▶ [Given task]: Wherever the string "Susanthi" appears in the listing, copy that line.

▶ [Data to process]:
▼▼▼
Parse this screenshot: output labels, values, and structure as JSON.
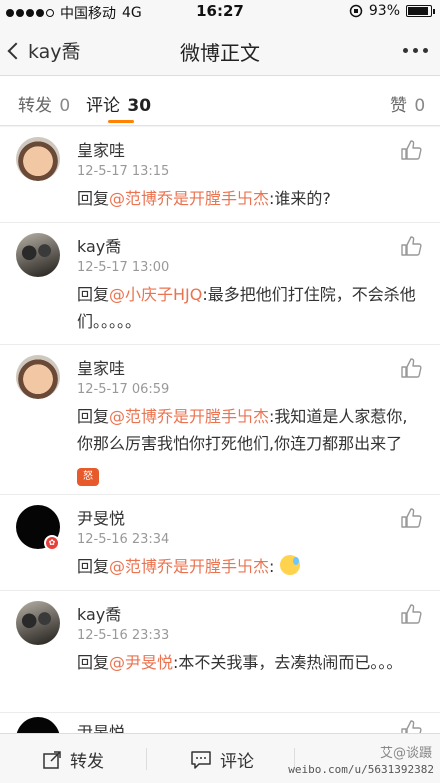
{
  "status_bar": {
    "carrier": "中国移动",
    "network": "4G",
    "time": "16:27",
    "battery": "93%",
    "battery_level": 0.93
  },
  "nav": {
    "back_label": "kay喬",
    "title": "微博正文"
  },
  "tabs": [
    {
      "label": "转发",
      "count": "0"
    },
    {
      "label": "评论",
      "count": "30"
    },
    {
      "label": "赞",
      "count": "0"
    }
  ],
  "comments": [
    {
      "name": "皇家哇",
      "time": "12-5-17 13:15",
      "prefix": "回复",
      "mention": "@范博乔是开膛手卐杰",
      "body": ":谁来的?"
    },
    {
      "name": "kay喬",
      "time": "12-5-17 13:00",
      "prefix": "回复",
      "mention": "@小庆子HJQ",
      "body": ":最多把他们打住院，不会杀他们。。。。。"
    },
    {
      "name": "皇家哇",
      "time": "12-5-17 06:59",
      "prefix": "回复",
      "mention": "@范博乔是开膛手卐杰",
      "body": ":我知道是人家惹你,你那么厉害我怕你打死他们,你连刀都那出来了",
      "emoji": "怒"
    },
    {
      "name": "尹旻悦",
      "time": "12-5-16 23:34",
      "prefix": "回复",
      "mention": "@范博乔是开膛手卐杰",
      "body": ":"
    },
    {
      "name": "kay喬",
      "time": "12-5-16 23:33",
      "prefix": "回复",
      "mention": "@尹旻悦",
      "body": ":本不关我事，去凑热闹而已。。。"
    },
    {
      "name": "尹旻悦"
    }
  ],
  "bottom": {
    "repost_label": "转发",
    "comment_label": "评论"
  },
  "watermark": {
    "logo_text": "艾@谈蹑",
    "url": "weibo.com/u/5631392382"
  },
  "colors": {
    "accent": "#ff8200",
    "mention": "#eb7350"
  }
}
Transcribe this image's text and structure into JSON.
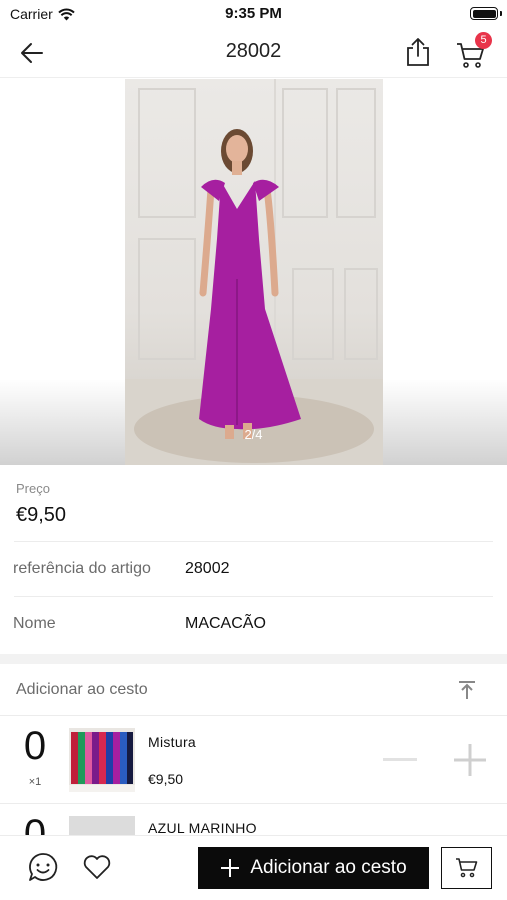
{
  "status_bar": {
    "carrier": "Carrier",
    "time": "9:35 PM"
  },
  "nav": {
    "title": "28002",
    "cart_count": "5"
  },
  "gallery": {
    "page_indicator": "2/4"
  },
  "product": {
    "price_label": "Preço",
    "price": "€9,50",
    "reference_label": "referência do artigo",
    "reference": "28002",
    "name_label": "Nome",
    "name": "MACACÃO"
  },
  "cart_section": {
    "header": "Adicionar ao cesto",
    "items": [
      {
        "qty": "0",
        "multiplier": "×1",
        "name": "Mistura",
        "price": "€9,50"
      },
      {
        "qty": "0",
        "multiplier": "",
        "name": "AZUL MARINHO",
        "price": ""
      }
    ]
  },
  "bottom_bar": {
    "add_label": "Adicionar ao cesto"
  },
  "colors": {
    "accent_badge": "#e8344a",
    "dress": "#a61fa0",
    "button_bg": "#0b0b0b"
  }
}
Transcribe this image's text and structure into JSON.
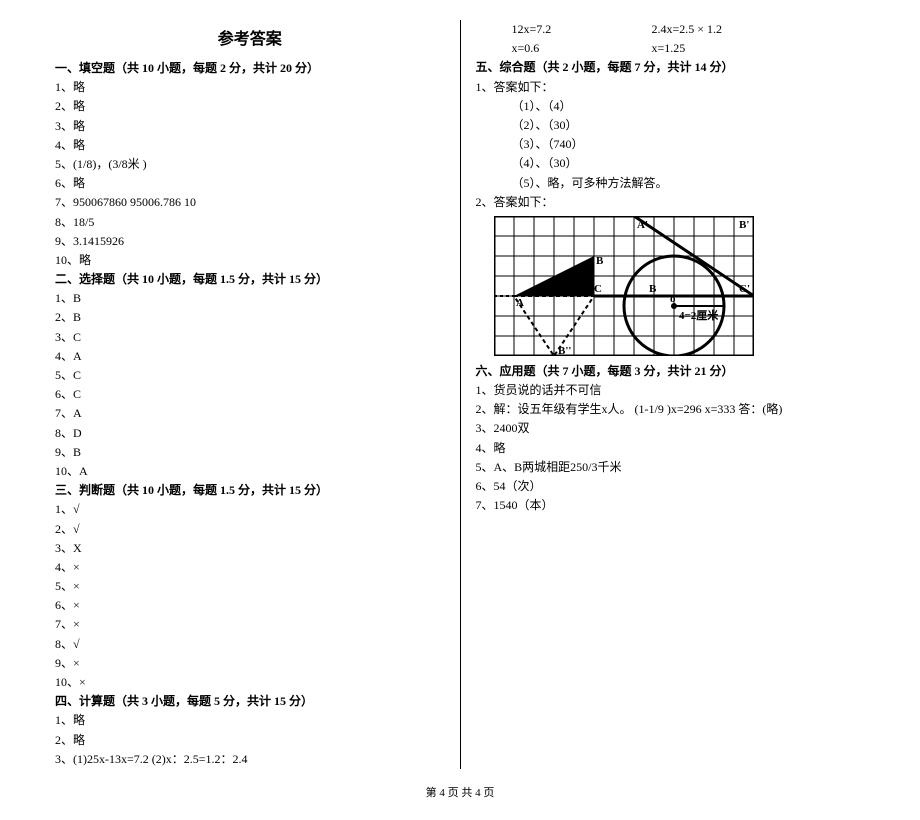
{
  "title": "参考答案",
  "sec1_header": "一、填空题（共 10 小题，每题 2 分，共计 20 分）",
  "sec1_items": [
    "1、略",
    "2、略",
    "3、略",
    "4、略",
    "5、(1/8)，(3/8米 )",
    "6、略",
    "7、950067860    95006.786    10",
    "8、18/5",
    "9、3.1415926",
    "10、略"
  ],
  "sec2_header": "二、选择题（共 10 小题，每题 1.5 分，共计 15 分）",
  "sec2_items": [
    "1、B",
    "2、B",
    "3、C",
    "4、A",
    "5、C",
    "6、C",
    "7、A",
    "8、D",
    "9、B",
    "10、A"
  ],
  "sec3_header": "三、判断题（共 10 小题，每题 1.5 分，共计 15 分）",
  "sec3_items": [
    "1、√",
    "2、√",
    "3、X",
    "4、×",
    "5、×",
    "6、×",
    "7、×",
    "8、√",
    "9、×",
    "10、×"
  ],
  "sec4_header": "四、计算题（共 3 小题，每题 5 分，共计 15 分）",
  "sec4_items": [
    "1、略",
    "2、略",
    "3、(1)25x-13x=7.2          (2)x：2.5=1.2：2.4"
  ],
  "sec4_calc1": "12x=7.2",
  "sec4_calc2": "2.4x=2.5 × 1.2",
  "sec4_calc3": "x=0.6",
  "sec4_calc4": "x=1.25",
  "sec5_header": "五、综合题（共 2 小题，每题 7 分，共计 14 分）",
  "sec5_1_head": "1、答案如下：",
  "sec5_1_items": [
    "（1）、（4）",
    "（2）、（30）",
    "（3）、（740）",
    "（4）、（30）",
    "（5）、略，可多种方法解答。"
  ],
  "sec5_2_head": "2、答案如下：",
  "diagram_label_grid": "4=2厘米",
  "sec6_header": "六、应用题（共 7 小题，每题 3 分，共计 21 分）",
  "sec6_items": [
    "1、货员说的话并不可信",
    "2、解：设五年级有学生x人。 (1-1/9 )x=296 x=333 答：(略)",
    "3、2400双",
    "4、略",
    "5、A、B两城相距250/3千米",
    "6、54（次）",
    "7、1540（本）"
  ],
  "footer": "第 4 页 共 4 页"
}
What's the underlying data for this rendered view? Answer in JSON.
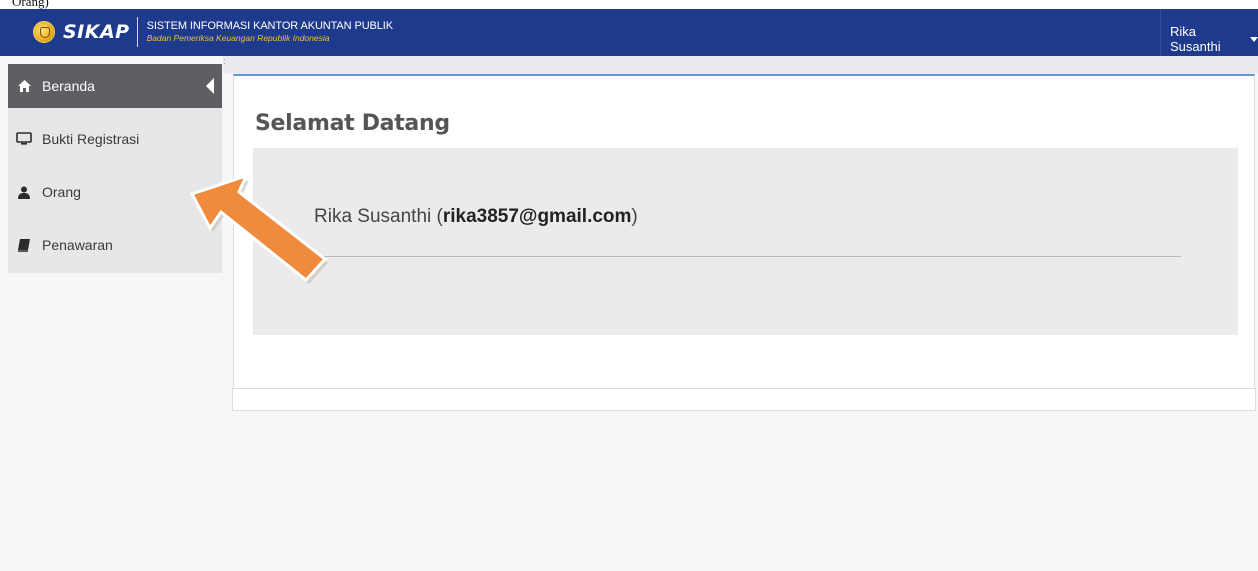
{
  "top_strip": {
    "text": "Orang)"
  },
  "header": {
    "logo_text": "SIKAP",
    "title": "SISTEM INFORMASI KANTOR AKUNTAN PUBLIK",
    "subtitle": "Badan Pemeriksa Keuangan Republik Indonesia",
    "user_name": "Rika Susanthi",
    "colors": {
      "navbar": "#1e3a8c",
      "subtitle": "#f2c230"
    }
  },
  "sidebar": {
    "items": [
      {
        "label": "Beranda",
        "icon": "home-icon",
        "active": true
      },
      {
        "label": "Bukti Registrasi",
        "icon": "monitor-icon",
        "active": false
      },
      {
        "label": "Orang",
        "icon": "user-icon",
        "active": false
      },
      {
        "label": "Penawaran",
        "icon": "book-icon",
        "active": false
      }
    ]
  },
  "main": {
    "page_title": "Selamat Datang",
    "welcome": {
      "name": "Rika Susanthi",
      "open_paren": " (",
      "email": "rika3857@gmail.com",
      "close_paren": ")"
    }
  },
  "annotation": {
    "arrow_color": "#f08a3c",
    "points_to": "Orang"
  }
}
▲▲▲
▶ [Response for this exercise]:
    "user_name": "Rika Susanthi",
      "name": "Rika Susanthi",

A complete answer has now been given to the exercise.